- What is asked -
Return, word for word, the lines of the saved entries from the first line up to and including the line with "legend-swatch: [792, 308, 820, 321]", and nothing else.

* START Material supplied *

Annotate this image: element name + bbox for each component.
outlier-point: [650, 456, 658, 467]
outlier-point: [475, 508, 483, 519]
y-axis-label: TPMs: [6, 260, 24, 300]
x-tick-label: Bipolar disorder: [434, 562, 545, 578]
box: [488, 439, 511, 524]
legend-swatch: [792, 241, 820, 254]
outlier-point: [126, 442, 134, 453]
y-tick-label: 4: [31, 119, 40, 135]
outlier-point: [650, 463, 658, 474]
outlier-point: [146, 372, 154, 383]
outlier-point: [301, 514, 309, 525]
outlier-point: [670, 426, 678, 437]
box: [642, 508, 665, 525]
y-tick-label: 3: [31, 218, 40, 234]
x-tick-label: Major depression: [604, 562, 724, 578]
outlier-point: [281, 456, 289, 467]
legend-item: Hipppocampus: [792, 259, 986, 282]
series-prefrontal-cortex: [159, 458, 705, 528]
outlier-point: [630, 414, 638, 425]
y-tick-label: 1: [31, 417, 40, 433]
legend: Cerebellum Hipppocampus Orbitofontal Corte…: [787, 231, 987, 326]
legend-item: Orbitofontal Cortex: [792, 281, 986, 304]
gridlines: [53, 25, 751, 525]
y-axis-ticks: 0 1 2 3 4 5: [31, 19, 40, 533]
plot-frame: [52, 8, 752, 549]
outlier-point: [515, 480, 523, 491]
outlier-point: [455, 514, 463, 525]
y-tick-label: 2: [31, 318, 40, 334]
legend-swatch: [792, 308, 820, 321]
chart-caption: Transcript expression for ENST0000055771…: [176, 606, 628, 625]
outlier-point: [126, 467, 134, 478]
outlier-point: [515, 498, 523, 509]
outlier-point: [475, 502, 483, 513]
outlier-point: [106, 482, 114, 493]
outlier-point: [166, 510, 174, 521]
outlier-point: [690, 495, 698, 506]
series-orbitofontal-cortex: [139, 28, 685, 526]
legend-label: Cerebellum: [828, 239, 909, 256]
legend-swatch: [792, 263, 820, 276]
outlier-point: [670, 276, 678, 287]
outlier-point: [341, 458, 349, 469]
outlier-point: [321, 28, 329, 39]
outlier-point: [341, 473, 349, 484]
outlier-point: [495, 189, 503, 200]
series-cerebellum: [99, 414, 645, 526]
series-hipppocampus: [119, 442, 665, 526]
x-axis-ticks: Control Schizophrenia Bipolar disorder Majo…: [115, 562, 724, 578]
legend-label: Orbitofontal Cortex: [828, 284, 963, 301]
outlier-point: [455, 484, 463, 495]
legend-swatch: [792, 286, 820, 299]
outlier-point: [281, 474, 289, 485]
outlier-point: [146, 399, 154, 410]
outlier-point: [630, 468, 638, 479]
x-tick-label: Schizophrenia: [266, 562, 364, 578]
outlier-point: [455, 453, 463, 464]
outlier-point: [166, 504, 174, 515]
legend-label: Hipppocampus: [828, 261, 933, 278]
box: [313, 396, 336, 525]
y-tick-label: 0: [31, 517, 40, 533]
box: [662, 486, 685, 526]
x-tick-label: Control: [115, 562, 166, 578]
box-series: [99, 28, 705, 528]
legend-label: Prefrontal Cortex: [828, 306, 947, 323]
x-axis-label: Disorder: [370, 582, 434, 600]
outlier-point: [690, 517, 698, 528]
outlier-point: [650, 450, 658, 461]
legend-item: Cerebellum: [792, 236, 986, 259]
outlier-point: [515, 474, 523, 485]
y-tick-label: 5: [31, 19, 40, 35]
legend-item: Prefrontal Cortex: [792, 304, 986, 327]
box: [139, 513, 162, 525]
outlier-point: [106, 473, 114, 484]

* END Material supplied *

- In response -
Annotate this image: element name + bbox for each component.
outlier-point: [650, 456, 658, 467]
outlier-point: [475, 508, 483, 519]
y-axis-label: TPMs: [6, 260, 24, 300]
x-tick-label: Bipolar disorder: [434, 562, 545, 578]
box: [488, 439, 511, 524]
legend-swatch: [792, 241, 820, 254]
outlier-point: [126, 442, 134, 453]
y-tick-label: 4: [31, 119, 40, 135]
outlier-point: [650, 463, 658, 474]
outlier-point: [146, 372, 154, 383]
outlier-point: [301, 514, 309, 525]
outlier-point: [670, 426, 678, 437]
box: [642, 508, 665, 525]
y-tick-label: 3: [31, 218, 40, 234]
x-tick-label: Major depression: [604, 562, 724, 578]
outlier-point: [281, 456, 289, 467]
legend-item: Hipppocampus: [792, 259, 986, 282]
series-prefrontal-cortex: [159, 458, 705, 528]
outlier-point: [630, 414, 638, 425]
y-tick-label: 1: [31, 417, 40, 433]
legend: Cerebellum Hipppocampus Orbitofontal Corte…: [787, 231, 987, 326]
legend-item: Orbitofontal Cortex: [792, 281, 986, 304]
gridlines: [53, 25, 751, 525]
y-axis-ticks: 0 1 2 3 4 5: [31, 19, 40, 533]
plot-frame: [52, 8, 752, 549]
outlier-point: [515, 480, 523, 491]
outlier-point: [455, 514, 463, 525]
y-tick-label: 2: [31, 318, 40, 334]
legend-swatch: [792, 308, 820, 321]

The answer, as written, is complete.